- **TASK GOAL**:
Transcribe nothing but the lines from the one with "Type out the text in this image." to the end of the entries, both included, keeping each exact and leaving every picture out.

- **MATERIAL TO PROCESS**:

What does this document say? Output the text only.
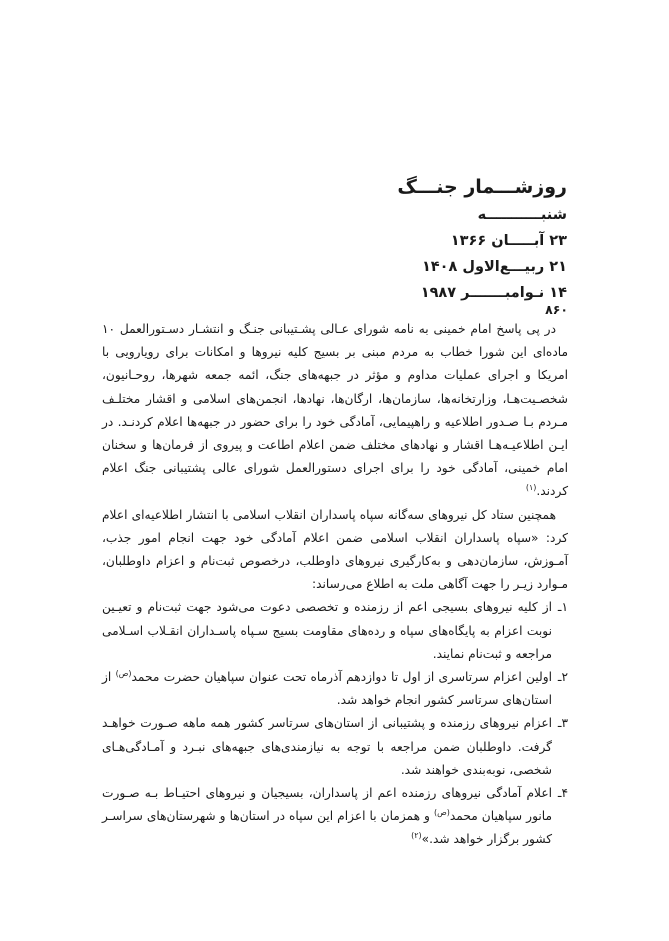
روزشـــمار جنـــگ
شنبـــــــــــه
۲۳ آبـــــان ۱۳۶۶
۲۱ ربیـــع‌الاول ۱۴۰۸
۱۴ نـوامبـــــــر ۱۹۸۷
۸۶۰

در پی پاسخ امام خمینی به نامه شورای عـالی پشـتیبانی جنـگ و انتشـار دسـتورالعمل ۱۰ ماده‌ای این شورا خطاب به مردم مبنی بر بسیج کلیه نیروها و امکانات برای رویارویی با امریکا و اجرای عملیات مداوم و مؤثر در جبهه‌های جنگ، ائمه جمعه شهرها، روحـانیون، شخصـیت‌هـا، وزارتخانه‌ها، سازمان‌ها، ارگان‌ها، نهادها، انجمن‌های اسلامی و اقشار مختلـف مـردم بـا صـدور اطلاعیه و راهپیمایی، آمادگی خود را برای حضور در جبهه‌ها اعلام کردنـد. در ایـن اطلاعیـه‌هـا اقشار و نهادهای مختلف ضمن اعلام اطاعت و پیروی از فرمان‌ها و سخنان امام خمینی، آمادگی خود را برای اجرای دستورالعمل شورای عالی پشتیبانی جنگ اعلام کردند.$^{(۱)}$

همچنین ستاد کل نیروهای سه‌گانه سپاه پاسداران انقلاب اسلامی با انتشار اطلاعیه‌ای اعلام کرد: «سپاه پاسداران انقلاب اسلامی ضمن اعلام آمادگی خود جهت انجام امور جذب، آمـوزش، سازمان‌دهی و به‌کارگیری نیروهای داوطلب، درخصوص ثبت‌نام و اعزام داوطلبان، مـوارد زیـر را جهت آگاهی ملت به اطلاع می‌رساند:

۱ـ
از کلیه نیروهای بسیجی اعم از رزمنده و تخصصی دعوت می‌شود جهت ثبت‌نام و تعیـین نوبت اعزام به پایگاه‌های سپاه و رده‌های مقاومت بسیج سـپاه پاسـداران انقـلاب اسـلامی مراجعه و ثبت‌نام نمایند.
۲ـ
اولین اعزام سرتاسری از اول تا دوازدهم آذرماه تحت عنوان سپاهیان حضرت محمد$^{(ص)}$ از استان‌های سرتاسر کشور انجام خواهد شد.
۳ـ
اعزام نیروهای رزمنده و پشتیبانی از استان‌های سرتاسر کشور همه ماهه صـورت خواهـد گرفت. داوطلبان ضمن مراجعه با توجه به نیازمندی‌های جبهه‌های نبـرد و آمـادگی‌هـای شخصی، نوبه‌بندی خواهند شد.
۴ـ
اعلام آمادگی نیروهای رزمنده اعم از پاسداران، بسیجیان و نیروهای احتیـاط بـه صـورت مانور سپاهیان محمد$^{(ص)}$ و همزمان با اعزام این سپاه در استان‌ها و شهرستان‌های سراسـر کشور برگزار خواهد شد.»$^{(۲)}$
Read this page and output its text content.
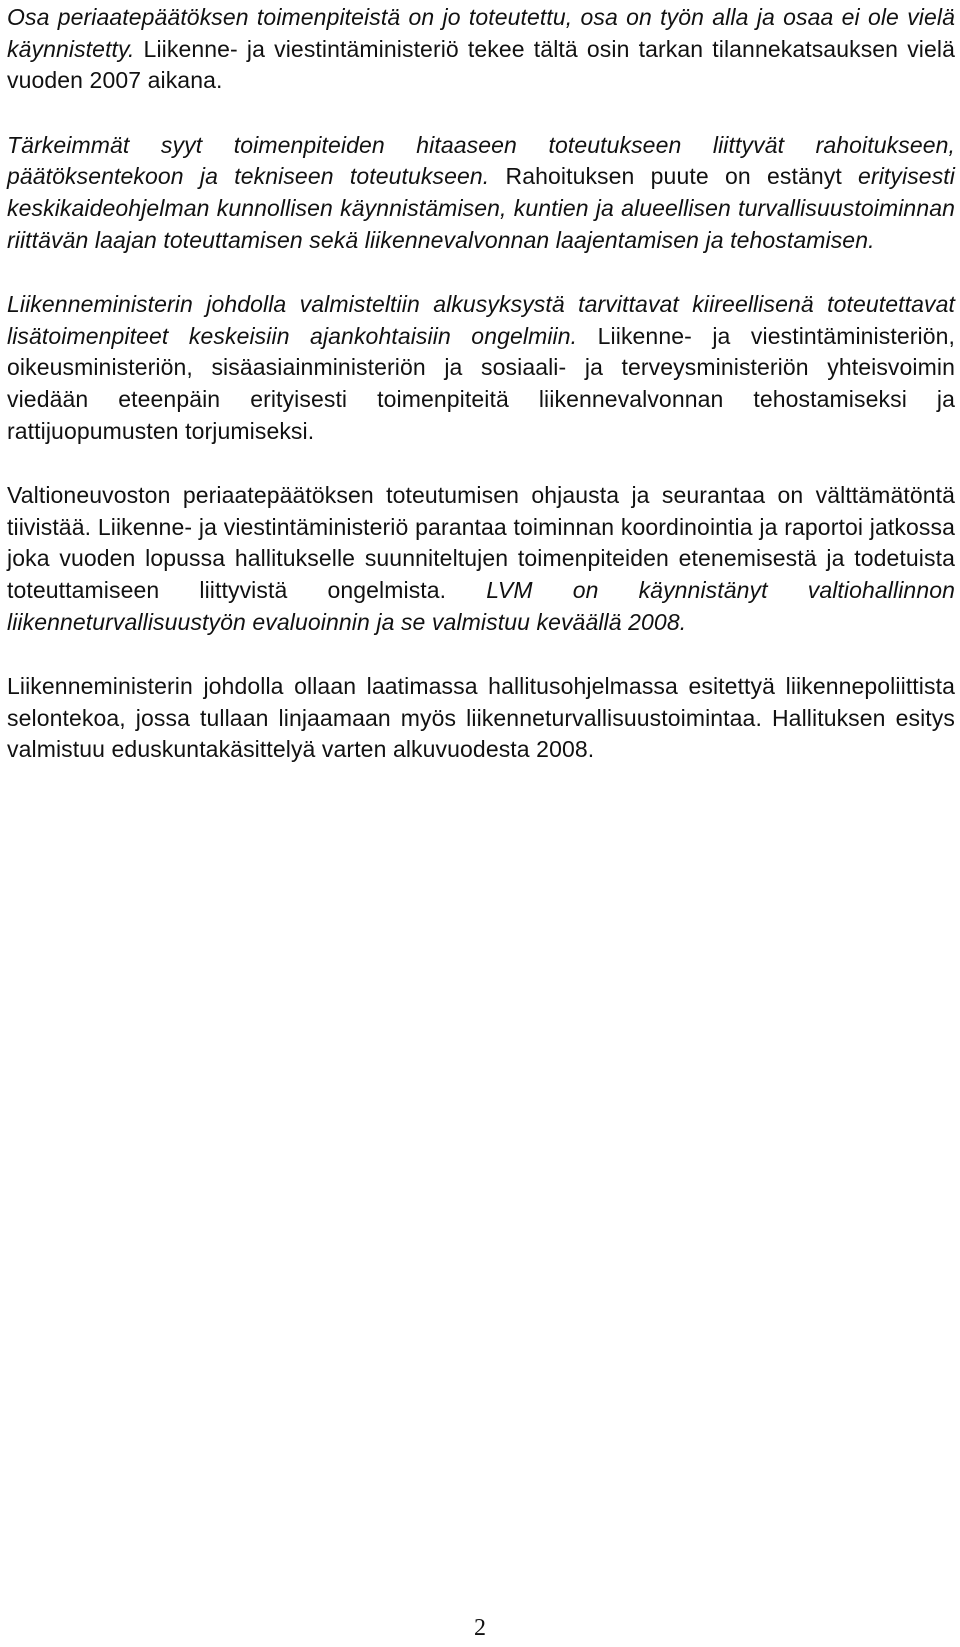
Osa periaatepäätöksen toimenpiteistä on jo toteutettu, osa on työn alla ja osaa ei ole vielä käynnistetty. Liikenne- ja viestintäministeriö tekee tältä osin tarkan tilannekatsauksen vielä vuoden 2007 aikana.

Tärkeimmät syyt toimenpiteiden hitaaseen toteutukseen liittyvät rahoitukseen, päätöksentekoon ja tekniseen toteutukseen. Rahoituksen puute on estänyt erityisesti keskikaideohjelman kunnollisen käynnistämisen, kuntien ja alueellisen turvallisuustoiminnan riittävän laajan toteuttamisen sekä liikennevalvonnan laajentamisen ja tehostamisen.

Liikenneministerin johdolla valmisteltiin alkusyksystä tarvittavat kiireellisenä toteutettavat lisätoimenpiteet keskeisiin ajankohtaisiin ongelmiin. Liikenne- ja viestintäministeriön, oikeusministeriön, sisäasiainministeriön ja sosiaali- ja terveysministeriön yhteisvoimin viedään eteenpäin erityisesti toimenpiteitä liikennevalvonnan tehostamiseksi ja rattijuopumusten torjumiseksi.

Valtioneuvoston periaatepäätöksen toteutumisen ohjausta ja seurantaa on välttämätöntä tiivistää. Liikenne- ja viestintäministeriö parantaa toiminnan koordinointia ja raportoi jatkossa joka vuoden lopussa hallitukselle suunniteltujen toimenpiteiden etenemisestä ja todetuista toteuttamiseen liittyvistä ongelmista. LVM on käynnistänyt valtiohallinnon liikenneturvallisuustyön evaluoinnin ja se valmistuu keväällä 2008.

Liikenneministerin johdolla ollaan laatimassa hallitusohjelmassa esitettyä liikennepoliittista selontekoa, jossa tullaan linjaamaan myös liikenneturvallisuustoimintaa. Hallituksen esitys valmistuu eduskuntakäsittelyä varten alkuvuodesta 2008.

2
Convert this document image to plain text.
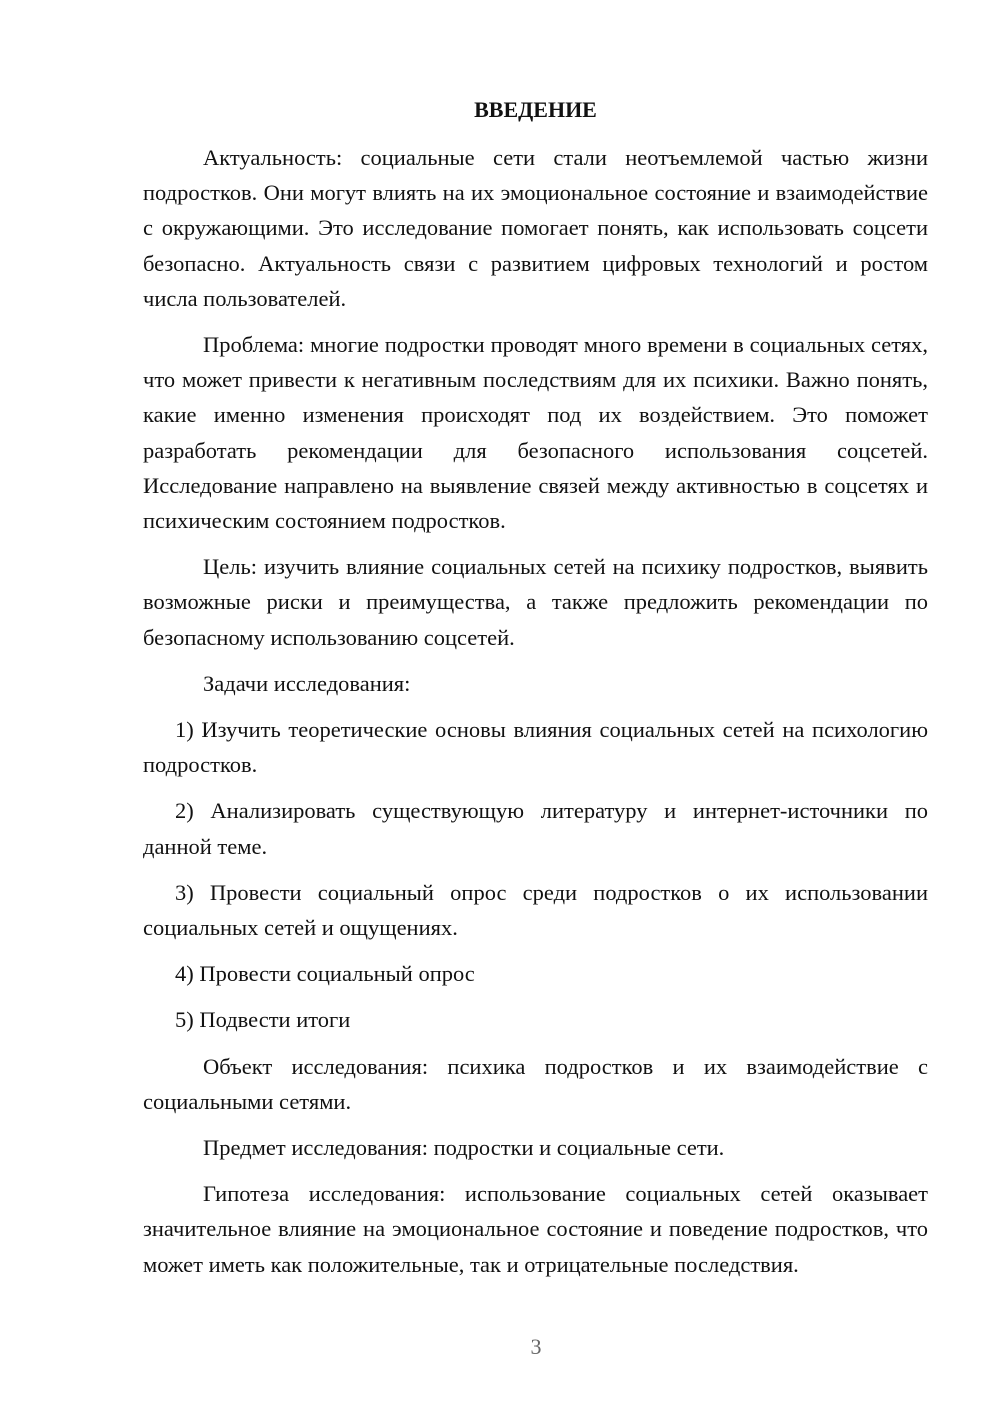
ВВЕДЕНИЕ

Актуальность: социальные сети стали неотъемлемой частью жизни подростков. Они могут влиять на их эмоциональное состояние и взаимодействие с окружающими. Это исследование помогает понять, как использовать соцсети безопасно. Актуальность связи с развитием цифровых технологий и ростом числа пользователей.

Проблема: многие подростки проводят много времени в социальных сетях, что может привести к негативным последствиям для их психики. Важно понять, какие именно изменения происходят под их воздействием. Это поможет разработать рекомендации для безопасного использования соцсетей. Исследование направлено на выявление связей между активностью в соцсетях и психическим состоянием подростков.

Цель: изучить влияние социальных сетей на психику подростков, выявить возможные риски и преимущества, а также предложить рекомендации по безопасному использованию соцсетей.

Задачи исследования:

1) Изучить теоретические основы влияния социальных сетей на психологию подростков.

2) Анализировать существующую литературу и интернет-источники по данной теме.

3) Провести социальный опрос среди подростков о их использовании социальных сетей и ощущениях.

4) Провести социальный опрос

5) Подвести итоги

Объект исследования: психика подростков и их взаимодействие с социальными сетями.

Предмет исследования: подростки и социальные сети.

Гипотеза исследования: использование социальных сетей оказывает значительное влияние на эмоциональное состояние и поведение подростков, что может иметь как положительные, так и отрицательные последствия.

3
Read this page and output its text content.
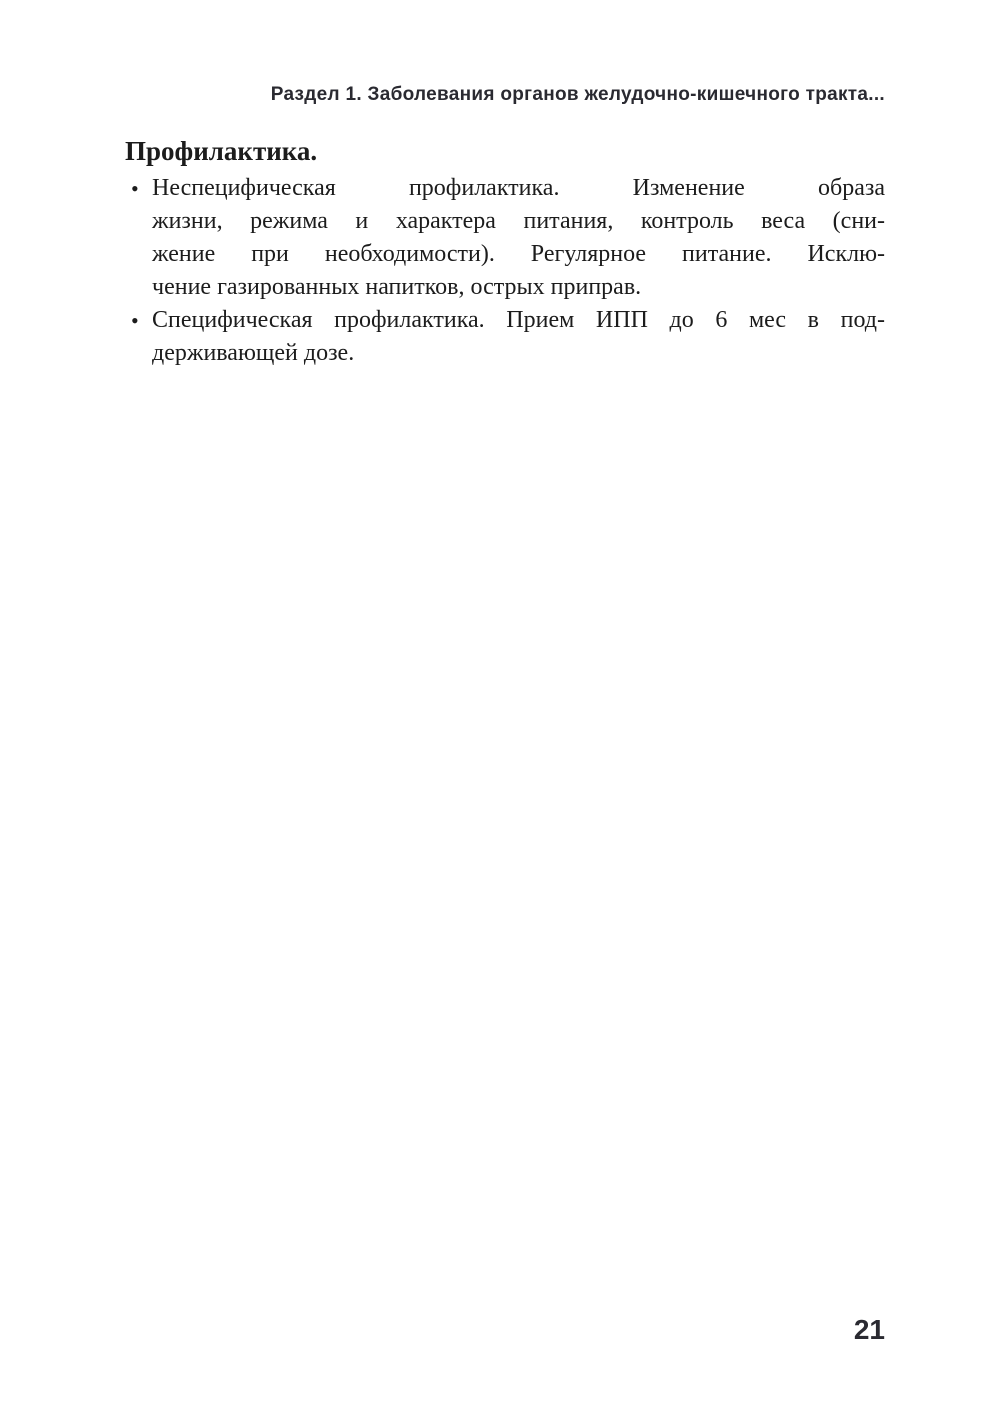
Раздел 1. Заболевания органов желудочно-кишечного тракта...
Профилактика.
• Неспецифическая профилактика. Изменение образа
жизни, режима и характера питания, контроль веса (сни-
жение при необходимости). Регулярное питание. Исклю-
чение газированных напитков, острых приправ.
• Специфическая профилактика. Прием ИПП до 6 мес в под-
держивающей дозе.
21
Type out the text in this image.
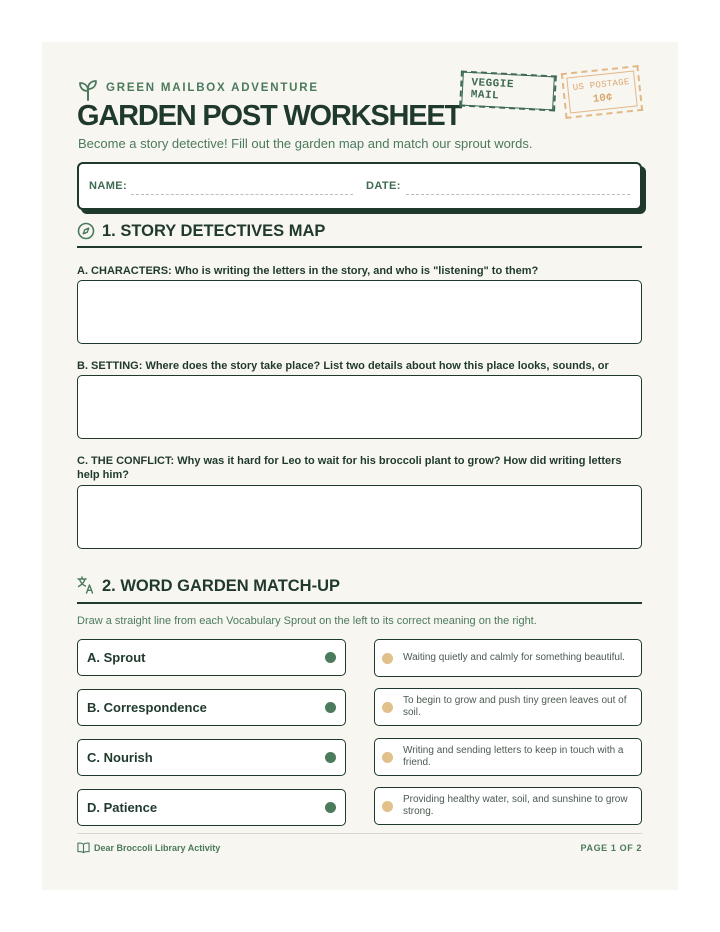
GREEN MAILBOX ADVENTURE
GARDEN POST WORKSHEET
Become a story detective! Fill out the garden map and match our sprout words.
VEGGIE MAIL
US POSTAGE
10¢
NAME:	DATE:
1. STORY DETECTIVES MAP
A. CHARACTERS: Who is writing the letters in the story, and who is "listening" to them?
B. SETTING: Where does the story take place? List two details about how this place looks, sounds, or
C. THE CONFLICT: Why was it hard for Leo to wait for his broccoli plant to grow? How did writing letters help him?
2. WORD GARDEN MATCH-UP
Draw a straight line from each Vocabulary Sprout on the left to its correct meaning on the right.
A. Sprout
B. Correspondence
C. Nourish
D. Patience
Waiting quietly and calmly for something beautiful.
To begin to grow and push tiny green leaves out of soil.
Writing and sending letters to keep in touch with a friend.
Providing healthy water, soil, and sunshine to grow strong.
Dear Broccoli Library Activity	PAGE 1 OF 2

- **WRITTEN SOLUTION**:
Type out the text in this image.
GREEN MAILBOX ADVENTURE
GARDEN POST WORKSHEET
Become a story detective! Fill out the garden map and match our sprout words.
VEGGIE MAIL
US POSTAGE
10¢
NAME:	DATE:
1. STORY DETECTIVES MAP
A. CHARACTERS: Who is writing the letters in the story, and who is "listening" to them?
B. SETTING: Where does the story take place? List two details about how this place looks, sounds, or
C. THE CONFLICT: Why was it hard for Leo to wait for his broccoli plant to grow? How did writing letters help him?
2. WORD GARDEN MATCH-UP
Draw a straight line from each Vocabulary Sprout on the left to its correct meaning on the right.
A. Sprout
B. Correspondence
C. Nourish
D. Patience
Waiting quietly and calmly for something beautiful.
To begin to grow and push tiny green leaves out of soil.
Writing and sending letters to keep in touch with a friend.
Providing healthy water, soil, and sunshine to grow strong.
Dear Broccoli Library Activity	PAGE 1 OF 2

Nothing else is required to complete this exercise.